Needed from the entries below: every line that holds the word "title".

** Opening Data provided block **

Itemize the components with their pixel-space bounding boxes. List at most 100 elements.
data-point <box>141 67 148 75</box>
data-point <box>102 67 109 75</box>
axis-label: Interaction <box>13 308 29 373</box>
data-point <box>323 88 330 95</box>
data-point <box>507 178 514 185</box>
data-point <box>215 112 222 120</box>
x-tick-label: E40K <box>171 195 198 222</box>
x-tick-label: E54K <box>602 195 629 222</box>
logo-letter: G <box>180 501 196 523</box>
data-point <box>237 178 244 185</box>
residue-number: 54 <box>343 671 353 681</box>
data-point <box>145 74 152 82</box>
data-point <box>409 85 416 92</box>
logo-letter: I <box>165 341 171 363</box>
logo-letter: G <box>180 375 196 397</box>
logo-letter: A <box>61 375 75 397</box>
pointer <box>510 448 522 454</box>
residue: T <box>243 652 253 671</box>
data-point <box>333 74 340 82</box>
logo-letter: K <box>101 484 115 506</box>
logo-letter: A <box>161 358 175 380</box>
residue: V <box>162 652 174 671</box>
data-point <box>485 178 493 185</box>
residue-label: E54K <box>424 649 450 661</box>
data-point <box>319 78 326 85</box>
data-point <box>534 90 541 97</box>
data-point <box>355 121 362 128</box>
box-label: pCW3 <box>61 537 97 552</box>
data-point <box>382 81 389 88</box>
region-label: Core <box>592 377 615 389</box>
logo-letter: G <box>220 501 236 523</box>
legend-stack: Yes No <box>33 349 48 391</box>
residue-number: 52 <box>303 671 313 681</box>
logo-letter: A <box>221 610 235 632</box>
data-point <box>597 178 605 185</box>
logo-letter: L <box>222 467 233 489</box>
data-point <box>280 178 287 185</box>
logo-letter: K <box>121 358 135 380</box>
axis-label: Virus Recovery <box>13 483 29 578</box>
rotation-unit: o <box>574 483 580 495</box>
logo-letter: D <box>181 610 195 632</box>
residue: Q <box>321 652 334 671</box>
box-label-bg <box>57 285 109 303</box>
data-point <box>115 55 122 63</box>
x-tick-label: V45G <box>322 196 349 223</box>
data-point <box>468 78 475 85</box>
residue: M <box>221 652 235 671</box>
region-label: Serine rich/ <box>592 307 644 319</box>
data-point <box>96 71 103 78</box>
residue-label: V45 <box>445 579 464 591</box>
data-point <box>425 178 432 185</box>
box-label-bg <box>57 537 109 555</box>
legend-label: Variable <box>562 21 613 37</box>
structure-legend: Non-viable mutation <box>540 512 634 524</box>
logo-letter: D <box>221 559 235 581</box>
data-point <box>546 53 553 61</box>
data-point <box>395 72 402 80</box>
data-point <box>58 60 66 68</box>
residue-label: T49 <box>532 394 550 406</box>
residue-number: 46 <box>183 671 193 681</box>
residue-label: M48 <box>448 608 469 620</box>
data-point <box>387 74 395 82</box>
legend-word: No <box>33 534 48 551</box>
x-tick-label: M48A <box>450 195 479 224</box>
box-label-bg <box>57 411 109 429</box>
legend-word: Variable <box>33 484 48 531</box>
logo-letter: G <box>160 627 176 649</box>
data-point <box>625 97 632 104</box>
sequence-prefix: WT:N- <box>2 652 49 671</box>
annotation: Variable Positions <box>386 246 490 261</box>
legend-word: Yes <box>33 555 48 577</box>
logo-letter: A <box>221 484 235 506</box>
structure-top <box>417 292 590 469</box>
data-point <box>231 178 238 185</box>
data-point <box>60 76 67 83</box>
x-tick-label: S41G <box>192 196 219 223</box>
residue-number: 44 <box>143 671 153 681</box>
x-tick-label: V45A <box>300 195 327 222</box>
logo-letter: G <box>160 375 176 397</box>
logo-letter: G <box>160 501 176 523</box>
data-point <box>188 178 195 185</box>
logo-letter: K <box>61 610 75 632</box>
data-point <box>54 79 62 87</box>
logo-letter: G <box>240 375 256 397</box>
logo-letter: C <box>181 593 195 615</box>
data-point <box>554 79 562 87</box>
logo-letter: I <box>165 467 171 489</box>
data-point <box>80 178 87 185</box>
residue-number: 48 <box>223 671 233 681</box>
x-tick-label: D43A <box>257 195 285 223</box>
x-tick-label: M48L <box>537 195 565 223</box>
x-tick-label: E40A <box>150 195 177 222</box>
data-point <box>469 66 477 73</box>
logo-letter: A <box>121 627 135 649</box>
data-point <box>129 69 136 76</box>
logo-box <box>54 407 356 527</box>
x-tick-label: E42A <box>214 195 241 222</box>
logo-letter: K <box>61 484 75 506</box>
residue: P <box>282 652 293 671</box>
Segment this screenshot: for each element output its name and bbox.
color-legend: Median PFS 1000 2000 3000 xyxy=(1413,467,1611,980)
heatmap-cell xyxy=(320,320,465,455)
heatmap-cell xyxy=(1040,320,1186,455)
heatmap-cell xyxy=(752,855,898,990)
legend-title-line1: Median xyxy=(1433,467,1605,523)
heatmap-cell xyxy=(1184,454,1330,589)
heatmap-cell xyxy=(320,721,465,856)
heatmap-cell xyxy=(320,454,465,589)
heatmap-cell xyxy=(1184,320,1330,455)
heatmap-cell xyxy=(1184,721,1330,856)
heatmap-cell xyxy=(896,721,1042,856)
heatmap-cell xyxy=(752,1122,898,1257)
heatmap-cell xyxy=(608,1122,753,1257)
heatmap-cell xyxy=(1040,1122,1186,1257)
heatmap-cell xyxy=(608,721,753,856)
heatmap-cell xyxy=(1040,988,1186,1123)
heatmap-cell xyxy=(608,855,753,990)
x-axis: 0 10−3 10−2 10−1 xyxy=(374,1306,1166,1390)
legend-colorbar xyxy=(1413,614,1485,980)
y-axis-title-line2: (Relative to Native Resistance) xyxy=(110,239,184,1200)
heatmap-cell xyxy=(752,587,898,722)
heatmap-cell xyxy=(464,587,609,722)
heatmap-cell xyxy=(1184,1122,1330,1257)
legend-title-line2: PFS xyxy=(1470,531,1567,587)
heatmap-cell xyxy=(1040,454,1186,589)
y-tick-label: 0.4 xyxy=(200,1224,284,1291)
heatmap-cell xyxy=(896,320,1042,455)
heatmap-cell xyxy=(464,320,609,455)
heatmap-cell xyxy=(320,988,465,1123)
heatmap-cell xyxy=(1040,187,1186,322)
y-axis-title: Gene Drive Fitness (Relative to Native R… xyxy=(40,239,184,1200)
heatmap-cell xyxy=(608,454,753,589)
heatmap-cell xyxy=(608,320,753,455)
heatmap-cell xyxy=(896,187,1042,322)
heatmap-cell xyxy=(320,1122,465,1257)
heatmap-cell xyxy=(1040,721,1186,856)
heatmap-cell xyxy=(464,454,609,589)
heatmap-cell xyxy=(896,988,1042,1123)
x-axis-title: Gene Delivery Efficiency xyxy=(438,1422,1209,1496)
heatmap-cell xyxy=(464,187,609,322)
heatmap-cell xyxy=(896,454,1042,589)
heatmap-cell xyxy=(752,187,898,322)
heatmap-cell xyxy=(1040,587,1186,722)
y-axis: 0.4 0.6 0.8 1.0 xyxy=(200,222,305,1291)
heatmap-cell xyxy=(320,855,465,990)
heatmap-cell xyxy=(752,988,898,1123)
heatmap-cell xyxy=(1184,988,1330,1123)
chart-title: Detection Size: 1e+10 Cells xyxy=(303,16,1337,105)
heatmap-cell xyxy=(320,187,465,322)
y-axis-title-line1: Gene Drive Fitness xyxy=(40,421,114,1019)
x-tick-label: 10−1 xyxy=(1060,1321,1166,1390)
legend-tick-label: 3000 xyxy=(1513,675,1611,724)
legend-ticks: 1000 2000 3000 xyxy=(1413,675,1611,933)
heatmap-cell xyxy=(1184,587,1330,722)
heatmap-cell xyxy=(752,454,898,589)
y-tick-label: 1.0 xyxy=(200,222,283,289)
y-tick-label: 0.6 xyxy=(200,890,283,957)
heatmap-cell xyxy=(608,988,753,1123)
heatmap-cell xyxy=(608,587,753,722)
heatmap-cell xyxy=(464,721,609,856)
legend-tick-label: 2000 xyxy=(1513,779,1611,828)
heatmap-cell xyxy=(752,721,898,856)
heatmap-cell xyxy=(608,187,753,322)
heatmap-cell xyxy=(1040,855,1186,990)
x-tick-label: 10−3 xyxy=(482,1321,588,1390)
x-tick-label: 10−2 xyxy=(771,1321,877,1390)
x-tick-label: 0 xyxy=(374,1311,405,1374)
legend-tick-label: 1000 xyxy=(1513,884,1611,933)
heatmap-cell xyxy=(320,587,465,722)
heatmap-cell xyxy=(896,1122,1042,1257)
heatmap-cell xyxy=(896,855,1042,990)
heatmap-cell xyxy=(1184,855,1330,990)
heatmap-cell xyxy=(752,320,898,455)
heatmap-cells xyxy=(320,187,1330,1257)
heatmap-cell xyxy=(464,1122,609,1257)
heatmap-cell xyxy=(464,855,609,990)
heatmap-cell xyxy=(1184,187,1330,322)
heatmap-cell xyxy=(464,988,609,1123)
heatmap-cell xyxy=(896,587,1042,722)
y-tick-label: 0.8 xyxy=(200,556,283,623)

** Closing Data provided block **

Output of the task:
legend-title-line1: Median xyxy=(1433,467,1605,523)
y-axis-title-line2: (Relative to Native Resistance) xyxy=(110,239,184,1200)
legend-title-line2: PFS xyxy=(1470,531,1567,587)
y-axis-title: Gene Drive Fitness (Relative to Native R… xyxy=(40,239,184,1200)
x-axis-title: Gene Delivery Efficiency xyxy=(438,1422,1209,1496)
chart-title: Detection Size: 1e+10 Cells xyxy=(303,16,1337,105)
y-axis-title-line1: Gene Drive Fitness xyxy=(40,421,114,1019)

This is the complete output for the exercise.